## [Exercise aim]
Reproduce the data below in full and exclude every picture.

## [Stored data]

--- --- ---

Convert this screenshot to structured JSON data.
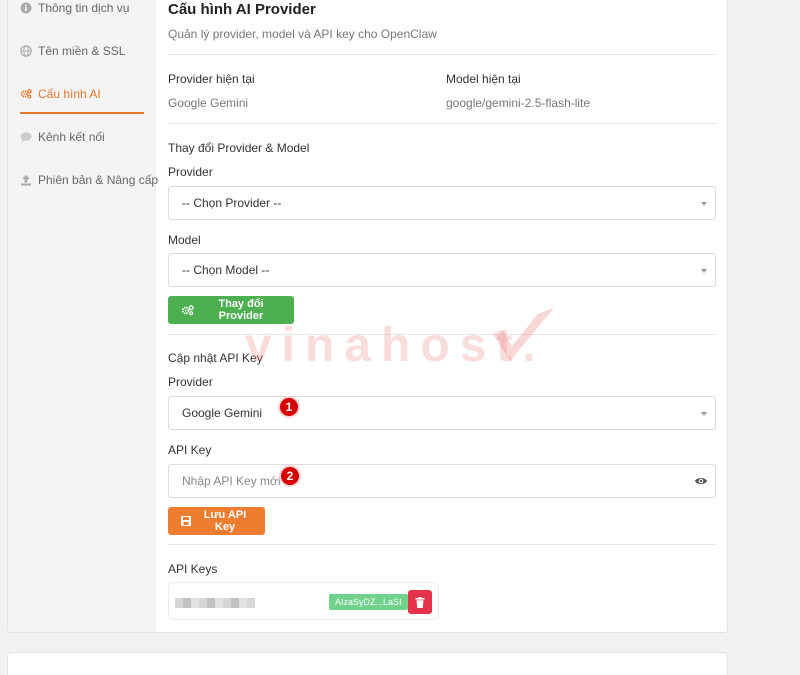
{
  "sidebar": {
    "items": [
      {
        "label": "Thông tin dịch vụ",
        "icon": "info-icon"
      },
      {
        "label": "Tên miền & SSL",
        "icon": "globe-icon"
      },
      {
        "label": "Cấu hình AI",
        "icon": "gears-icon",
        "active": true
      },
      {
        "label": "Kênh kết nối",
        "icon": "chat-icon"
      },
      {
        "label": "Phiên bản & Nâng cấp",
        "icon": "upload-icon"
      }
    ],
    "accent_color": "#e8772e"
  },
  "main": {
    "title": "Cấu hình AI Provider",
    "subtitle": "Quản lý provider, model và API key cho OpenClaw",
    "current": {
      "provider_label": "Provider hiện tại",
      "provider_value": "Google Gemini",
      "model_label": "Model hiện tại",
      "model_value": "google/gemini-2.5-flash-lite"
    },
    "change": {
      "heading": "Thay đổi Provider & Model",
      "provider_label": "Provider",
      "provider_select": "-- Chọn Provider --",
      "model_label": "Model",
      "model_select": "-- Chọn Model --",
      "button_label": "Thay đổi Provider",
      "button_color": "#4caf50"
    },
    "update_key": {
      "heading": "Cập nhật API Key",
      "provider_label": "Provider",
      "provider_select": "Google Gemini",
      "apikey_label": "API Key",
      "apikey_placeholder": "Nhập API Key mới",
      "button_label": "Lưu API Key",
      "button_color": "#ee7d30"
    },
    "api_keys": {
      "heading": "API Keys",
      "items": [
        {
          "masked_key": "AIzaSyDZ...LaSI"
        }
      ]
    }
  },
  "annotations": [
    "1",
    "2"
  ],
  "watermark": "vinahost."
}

--- --- ---

## [Answer to the task]
Convert this screenshot to structured JSON data.
{
  "sidebar": {
    "items": [
      {
        "label": "Thông tin dịch vụ",
        "icon": "info-icon"
      },
      {
        "label": "Tên miền & SSL",
        "icon": "globe-icon"
      },
      {
        "label": "Cấu hình AI",
        "icon": "gears-icon",
        "active": true
      },
      {
        "label": "Kênh kết nối",
        "icon": "chat-icon"
      },
      {
        "label": "Phiên bản & Nâng cấp",
        "icon": "upload-icon"
      }
    ],
    "accent_color": "#e8772e"
  },
  "main": {
    "title": "Cấu hình AI Provider",
    "subtitle": "Quản lý provider, model và API key cho OpenClaw",
    "current": {
      "provider_label": "Provider hiện tại",
      "provider_value": "Google Gemini",
      "model_label": "Model hiện tại",
      "model_value": "google/gemini-2.5-flash-lite"
    },
    "change": {
      "heading": "Thay đổi Provider & Model",
      "provider_label": "Provider",
      "provider_select": "-- Chọn Provider --",
      "model_label": "Model",
      "model_select": "-- Chọn Model --",
      "button_label": "Thay đổi Provider",
      "button_color": "#4caf50"
    },
    "update_key": {
      "heading": "Cập nhật API Key",
      "provider_label": "Provider",
      "provider_select": "Google Gemini",
      "apikey_label": "API Key",
      "apikey_placeholder": "Nhập API Key mới",
      "button_label": "Lưu API Key",
      "button_color": "#ee7d30"
    },
    "api_keys": {
      "heading": "API Keys",
      "items": [
        {
          "masked_key": "AIzaSyDZ...LaSI"
        }
      ]
    }
  },
  "annotations": [
    "1",
    "2"
  ],
  "watermark": "vinahost."
}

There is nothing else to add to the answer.